Quoted passage »
Short Form 36 and Short Form 12
The Short Form 36 (SF-36) is the most commonly used tool in orthopedic surgery and clinical medicine to assess general health-related quality of life. This tool measures eight health concepts: physical functioning (10 items), social functioning (two items), role limitations due to physical problems (four items), role limitations due to emotional problems (three items), mental health (five items), energy/fatigue (four items), bodily pain (two items), and general health perception (five items). The reliability, validity, and responsiveness of the SF-36 for conditions of the upper extremity has been demonstrated. An abbreviated version of the SF-36, Short Form 12, has been developed and has been validated to a lesser extent for use in a variety of shoulder conditions, with good correlation to the longer version.

Listed records »
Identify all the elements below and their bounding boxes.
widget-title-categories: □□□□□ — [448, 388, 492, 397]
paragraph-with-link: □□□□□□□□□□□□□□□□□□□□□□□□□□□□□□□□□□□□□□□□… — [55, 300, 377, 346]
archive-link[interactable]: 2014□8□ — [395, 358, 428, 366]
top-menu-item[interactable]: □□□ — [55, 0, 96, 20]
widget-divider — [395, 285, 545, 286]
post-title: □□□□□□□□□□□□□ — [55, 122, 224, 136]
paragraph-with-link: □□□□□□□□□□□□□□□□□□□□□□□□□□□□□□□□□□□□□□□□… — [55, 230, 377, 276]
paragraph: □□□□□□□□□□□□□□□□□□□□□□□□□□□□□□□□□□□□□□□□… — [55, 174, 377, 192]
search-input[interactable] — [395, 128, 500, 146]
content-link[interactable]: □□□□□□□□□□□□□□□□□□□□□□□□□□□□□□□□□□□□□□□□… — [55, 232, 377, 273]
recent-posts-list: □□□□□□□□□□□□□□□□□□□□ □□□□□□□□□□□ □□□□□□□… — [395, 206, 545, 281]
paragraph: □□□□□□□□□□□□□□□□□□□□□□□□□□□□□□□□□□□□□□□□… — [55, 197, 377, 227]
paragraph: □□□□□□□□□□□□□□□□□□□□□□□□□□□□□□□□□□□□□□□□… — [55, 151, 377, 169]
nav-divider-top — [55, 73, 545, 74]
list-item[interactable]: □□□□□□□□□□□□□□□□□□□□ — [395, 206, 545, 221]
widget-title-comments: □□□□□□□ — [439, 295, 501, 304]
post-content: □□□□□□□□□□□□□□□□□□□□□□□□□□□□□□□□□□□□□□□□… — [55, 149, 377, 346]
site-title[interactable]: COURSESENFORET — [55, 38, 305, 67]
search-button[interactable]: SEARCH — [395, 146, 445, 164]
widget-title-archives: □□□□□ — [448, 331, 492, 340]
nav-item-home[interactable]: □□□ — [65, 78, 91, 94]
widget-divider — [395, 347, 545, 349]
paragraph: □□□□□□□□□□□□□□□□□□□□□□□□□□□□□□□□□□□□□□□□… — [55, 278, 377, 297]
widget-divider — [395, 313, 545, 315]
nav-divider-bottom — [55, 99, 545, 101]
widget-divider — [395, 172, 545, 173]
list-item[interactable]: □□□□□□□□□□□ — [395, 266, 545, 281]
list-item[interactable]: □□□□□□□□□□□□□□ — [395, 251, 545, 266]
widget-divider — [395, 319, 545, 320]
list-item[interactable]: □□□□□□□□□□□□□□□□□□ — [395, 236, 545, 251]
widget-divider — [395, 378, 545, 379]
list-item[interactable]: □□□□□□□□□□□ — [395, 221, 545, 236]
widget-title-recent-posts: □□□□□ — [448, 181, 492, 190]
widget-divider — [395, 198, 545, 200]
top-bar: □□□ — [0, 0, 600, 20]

Required actions »
(a) Using the passage on the Short Form 36 and Short Form 12, explain in one to three sentences what supports using the SF-36 for conditions of the upper extremity.
(b) Write the next part of the passage on the Short Form 36 and Short Form 12, starting after its final sentence.

Expected results »
(a) The SF-36's reliability, validity, and responsiveness have been demonstrated for conditions of the upper extremity.

(b)
EuroQol 5 Dimensions Questionnaire
The EuroQol group was founded in 1987 and is described as “an international group of researchers dedicated to the measurement of health outcome.” Initially a European collaboration, there are now active members worldwide. The evolution of their efforts eventually resulted in the development of the EuroQol 5 Dimensions Questionnaire (EQ-5D), which is an internationally validated general measure of health-related quality of life. The EQ-5D consists of a questionnaire and a self-rated health status assessment using a visual analogue scale (EQ-VAS). The self-assessment questionnaire evaluates the patient’s current health in five dimensions: mobility, self-care, usual activities, pain/discomfort, and anxiety/depression. The patient is asked to grade his or her current level of function for each dimension into one of three degrees of disability (severe, moderate, or none). The combination of these grades with the conditions “death” and “unconscious” enables description of 245 different health states. Each health state can be ranked and transformed into a single score (known as the health utility score). The utility score is an expression of the Quality Adjusted Life Years and is commonly used to make evidence-based decisions in analyses of cost effectiveness. Therefore the EQ-5D can be used for health outcomes and economic studies, making it a highly useful and versatile tool for health outcomes and quality improvement research.
The EQ-5D has been used in multiple shoulder studies, and while it is more commonly used in Europe, its use is increasing in North America. One criticism of the EQ-5D is that it may not have high enough responsiveness to detect small but clinically relevant differences in health status.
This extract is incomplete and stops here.